■ Exercise requirements
A line counts if it contains the string "open"; say how many such lines there are, giving only the number.

Begin Extracted information

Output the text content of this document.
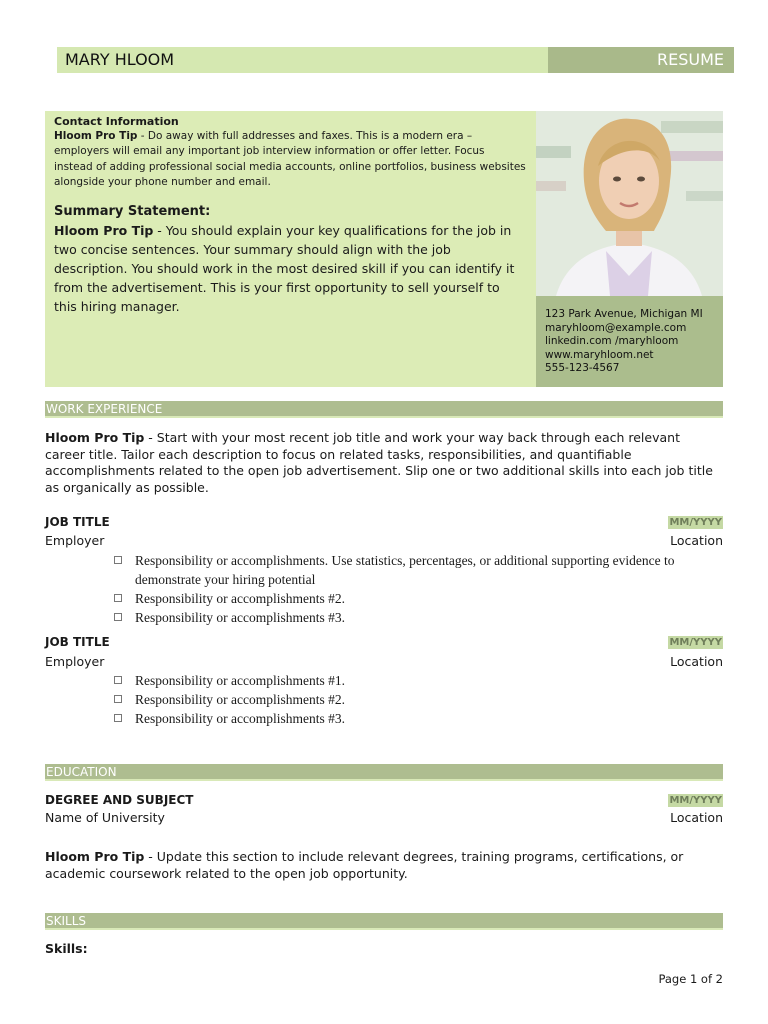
MARY HLOOM	RESUME
Contact Information
Hloom Pro Tip - Do away with full addresses and faxes. This is a modern era – employers will email any important job interview information or offer letter. Focus instead of adding professional social media accounts, online portfolios, business websites alongside your phone number and email.
Summary Statement:
Hloom Pro Tip - You should explain your key qualifications for the job in two concise sentences. Your summary should align with the job description. You should work in the most desired skill if you can identify it from the advertisement. This is your first opportunity to sell yourself to this hiring manager.
123 Park Avenue, Michigan MI
maryhloom@example.com
linkedin.com /maryhloom
www.maryhloom.net
555-123-4567
WORK EXPERIENCE
Hloom Pro Tip - Start with your most recent job title and work your way back through each relevant career title. Tailor each description to focus on related tasks, responsibilities, and quantifiable accomplishments related to the open job advertisement. Slip one or two additional skills into each job title as organically as possible.
JOB TITLE	MM/YYYY
Employer	Location
Responsibility or accomplishments. Use statistics, percentages, or additional supporting evidence to demonstrate your hiring potential
Responsibility or accomplishments #2.
Responsibility or accomplishments #3.
JOB TITLE	MM/YYYY
Employer	Location
Responsibility or accomplishments #1.
Responsibility or accomplishments #2.
Responsibility or accomplishments #3.
EDUCATION
DEGREE AND SUBJECT	MM/YYYY
Name of University	Location
Hloom Pro Tip - Update this section to include relevant degrees, training programs, certifications, or academic coursework related to the open job opportunity.
SKILLS
Skills:
Page 1 of 2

End Extracted information

■ Written answer
2